>>

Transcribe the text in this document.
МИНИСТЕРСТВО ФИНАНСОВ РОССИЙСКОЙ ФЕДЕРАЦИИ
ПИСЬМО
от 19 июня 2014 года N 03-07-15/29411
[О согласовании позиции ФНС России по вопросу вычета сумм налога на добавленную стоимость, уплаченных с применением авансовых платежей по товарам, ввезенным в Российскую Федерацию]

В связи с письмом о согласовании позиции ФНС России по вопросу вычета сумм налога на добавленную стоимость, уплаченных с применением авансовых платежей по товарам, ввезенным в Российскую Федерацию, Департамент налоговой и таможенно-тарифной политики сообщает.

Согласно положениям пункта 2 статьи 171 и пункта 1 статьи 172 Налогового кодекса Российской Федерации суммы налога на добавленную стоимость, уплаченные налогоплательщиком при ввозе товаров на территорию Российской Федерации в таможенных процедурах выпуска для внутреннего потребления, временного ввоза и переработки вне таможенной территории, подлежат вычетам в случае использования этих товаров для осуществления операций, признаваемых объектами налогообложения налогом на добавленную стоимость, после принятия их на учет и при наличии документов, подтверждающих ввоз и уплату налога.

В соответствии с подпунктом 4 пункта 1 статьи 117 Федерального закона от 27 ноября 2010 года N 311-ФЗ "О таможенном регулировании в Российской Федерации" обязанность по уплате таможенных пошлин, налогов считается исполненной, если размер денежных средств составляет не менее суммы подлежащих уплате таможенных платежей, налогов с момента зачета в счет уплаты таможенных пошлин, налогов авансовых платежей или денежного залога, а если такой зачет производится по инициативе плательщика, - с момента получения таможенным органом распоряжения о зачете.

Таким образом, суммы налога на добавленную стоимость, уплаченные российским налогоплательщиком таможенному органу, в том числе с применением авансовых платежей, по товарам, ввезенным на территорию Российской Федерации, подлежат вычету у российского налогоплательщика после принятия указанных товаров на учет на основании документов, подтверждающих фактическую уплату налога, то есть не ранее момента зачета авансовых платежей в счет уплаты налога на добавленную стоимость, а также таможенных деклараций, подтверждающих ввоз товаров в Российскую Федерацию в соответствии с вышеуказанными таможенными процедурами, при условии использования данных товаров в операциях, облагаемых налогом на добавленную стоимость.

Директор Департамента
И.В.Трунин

<<

-- Written instruction --
Extract all lines as given.

-- Written answer --
Transcribe the text in this document.
МИНИСТЕРСТВО ФИНАНСОВ РОССИЙСКОЙ ФЕДЕРАЦИИ
ПИСЬМО
от 19 июня 2014 года N 03-07-15/29411
[О согласовании позиции ФНС России по вопросу вычета сумм налога на добавленную стоимость, уплаченных с применением авансовых платежей по товарам, ввезенным в Российскую Федерацию]

В связи с письмом о согласовании позиции ФНС России по вопросу вычета сумм налога на добавленную стоимость, уплаченных с применением авансовых платежей по товарам, ввезенным в Российскую Федерацию, Департамент налоговой и таможенно-тарифной политики сообщает.

Согласно положениям пункта 2 статьи 171 и пункта 1 статьи 172 Налогового кодекса Российской Федерации суммы налога на добавленную стоимость, уплаченные налогоплательщиком при ввозе товаров на территорию Российской Федерации в таможенных процедурах выпуска для внутреннего потребления, временного ввоза и переработки вне таможенной территории, подлежат вычетам в случае использования этих товаров для осуществления операций, признаваемых объектами налогообложения налогом на добавленную стоимость, после принятия их на учет и при наличии документов, подтверждающих ввоз и уплату налога.

В соответствии с подпунктом 4 пункта 1 статьи 117 Федерального закона от 27 ноября 2010 года N 311-ФЗ "О таможенном регулировании в Российской Федерации" обязанность по уплате таможенных пошлин, налогов считается исполненной, если размер денежных средств составляет не менее суммы подлежащих уплате таможенных платежей, налогов с момента зачета в счет уплаты таможенных пошлин, налогов авансовых платежей или денежного залога, а если такой зачет производится по инициативе плательщика, - с момента получения таможенным органом распоряжения о зачете.

Таким образом, суммы налога на добавленную стоимость, уплаченные российским налогоплательщиком таможенному органу, в том числе с применением авансовых платежей, по товарам, ввезенным на территорию Российской Федерации, подлежат вычету у российского налогоплательщика после принятия указанных товаров на учет на основании документов, подтверждающих фактическую уплату налога, то есть не ранее момента зачета авансовых платежей в счет уплаты налога на добавленную стоимость, а также таможенных деклараций, подтверждающих ввоз товаров в Российскую Федерацию в соответствии с вышеуказанными таможенными процедурами, при условии использования данных товаров в операциях, облагаемых налогом на добавленную стоимость.

Директор Департамента
И.В.Трунин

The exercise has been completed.